| Set problem |
Pick out the lines below that include the string "hypothesis".

Stored entries:
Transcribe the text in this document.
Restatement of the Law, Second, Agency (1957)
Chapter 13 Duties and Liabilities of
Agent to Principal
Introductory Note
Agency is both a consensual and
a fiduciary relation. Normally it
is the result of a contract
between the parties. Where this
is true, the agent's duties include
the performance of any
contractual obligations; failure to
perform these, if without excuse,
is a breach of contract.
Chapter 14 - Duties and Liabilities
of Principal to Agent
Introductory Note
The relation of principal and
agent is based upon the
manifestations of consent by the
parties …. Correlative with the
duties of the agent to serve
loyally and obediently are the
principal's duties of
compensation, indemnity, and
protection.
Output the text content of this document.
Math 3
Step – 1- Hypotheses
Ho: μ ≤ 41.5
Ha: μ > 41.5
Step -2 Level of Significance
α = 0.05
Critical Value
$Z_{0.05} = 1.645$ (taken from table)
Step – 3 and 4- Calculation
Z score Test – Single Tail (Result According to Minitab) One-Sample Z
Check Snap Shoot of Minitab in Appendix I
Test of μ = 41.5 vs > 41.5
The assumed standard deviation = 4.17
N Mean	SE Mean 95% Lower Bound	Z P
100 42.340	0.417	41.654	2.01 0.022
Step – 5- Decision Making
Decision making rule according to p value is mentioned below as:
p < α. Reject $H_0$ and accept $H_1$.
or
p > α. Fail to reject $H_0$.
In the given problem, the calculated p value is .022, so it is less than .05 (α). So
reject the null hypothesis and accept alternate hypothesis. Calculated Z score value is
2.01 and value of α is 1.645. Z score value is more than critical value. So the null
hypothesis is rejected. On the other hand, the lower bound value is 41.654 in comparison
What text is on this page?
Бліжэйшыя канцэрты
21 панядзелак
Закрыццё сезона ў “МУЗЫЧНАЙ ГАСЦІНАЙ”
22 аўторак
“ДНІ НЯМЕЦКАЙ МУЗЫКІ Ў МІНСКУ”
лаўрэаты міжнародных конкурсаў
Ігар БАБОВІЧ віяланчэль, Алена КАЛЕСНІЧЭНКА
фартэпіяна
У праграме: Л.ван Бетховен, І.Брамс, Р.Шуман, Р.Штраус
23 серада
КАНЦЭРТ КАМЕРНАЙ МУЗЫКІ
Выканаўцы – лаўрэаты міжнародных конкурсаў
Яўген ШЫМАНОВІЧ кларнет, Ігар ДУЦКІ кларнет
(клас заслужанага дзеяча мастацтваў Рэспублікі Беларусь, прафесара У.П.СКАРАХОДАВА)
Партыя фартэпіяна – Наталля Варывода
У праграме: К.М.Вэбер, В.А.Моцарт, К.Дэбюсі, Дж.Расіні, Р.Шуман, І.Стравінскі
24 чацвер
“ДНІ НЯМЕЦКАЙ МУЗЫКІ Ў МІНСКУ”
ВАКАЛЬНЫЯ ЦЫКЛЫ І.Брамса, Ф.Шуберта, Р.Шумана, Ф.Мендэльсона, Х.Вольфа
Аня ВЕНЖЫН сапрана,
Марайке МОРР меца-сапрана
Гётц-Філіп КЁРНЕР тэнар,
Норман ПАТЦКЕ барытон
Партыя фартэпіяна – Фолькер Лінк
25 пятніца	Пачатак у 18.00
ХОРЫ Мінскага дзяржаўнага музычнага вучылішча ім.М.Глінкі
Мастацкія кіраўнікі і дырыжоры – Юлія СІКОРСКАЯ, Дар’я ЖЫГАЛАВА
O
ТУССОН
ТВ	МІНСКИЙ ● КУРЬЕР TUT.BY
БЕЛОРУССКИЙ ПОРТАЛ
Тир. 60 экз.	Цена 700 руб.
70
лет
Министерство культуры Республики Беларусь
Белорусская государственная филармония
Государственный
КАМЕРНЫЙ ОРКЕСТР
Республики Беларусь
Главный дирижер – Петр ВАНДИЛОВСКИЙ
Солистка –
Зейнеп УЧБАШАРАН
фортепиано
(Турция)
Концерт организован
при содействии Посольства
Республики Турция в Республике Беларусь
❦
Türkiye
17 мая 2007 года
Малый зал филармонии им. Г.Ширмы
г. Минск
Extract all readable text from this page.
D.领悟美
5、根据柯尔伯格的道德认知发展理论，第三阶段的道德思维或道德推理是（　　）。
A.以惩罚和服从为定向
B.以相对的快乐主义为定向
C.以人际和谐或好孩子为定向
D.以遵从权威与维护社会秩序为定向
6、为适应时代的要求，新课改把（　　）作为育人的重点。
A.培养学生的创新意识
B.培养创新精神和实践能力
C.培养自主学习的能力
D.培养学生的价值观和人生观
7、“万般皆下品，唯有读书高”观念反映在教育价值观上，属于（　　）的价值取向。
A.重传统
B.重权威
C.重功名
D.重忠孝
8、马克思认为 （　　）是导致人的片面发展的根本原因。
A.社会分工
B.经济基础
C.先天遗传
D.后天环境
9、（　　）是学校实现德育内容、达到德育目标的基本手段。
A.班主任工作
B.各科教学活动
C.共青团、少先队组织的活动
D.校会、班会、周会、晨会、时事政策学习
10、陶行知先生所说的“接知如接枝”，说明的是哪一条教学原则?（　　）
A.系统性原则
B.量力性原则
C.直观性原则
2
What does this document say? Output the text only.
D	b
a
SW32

| Full output |
reject the null hypothesis and accept alternate hypothesis. Calculated Z score value is
hypothesis is rejected. On the other hand, the lower bound value is 41.654 in comparison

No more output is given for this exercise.